## Stored entries
::::::::

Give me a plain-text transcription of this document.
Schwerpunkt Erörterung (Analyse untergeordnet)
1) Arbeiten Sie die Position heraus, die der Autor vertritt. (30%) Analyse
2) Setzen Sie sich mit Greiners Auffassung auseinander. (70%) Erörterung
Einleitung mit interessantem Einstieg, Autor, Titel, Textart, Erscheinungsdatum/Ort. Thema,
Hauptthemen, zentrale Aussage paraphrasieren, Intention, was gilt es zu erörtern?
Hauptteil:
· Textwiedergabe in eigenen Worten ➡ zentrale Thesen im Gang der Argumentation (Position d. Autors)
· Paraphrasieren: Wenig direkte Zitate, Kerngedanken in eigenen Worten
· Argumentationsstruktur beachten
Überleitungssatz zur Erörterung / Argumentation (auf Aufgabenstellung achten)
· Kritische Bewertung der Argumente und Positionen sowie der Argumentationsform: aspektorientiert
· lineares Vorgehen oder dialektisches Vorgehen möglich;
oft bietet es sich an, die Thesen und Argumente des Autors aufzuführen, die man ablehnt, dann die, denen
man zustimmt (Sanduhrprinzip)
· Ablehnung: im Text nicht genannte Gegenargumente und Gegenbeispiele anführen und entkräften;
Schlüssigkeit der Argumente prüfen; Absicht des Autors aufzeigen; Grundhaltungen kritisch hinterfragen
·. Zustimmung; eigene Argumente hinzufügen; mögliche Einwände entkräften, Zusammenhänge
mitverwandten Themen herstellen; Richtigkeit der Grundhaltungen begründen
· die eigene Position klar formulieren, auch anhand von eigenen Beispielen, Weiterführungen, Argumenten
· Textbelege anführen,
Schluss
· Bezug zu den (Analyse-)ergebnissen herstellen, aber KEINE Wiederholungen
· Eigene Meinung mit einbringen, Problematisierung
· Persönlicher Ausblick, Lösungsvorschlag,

::::::::

## What to produce
List every line in the records above that contains the word "Thesen".

## Exercise solution
· Textwiedergabe in eigenen Worten ➡ zentrale Thesen im Gang der Argumentation (Position d. Autors)
oft bietet es sich an, die Thesen und Argumente des Autors aufzuführen, die man ablehnt, dann die, denen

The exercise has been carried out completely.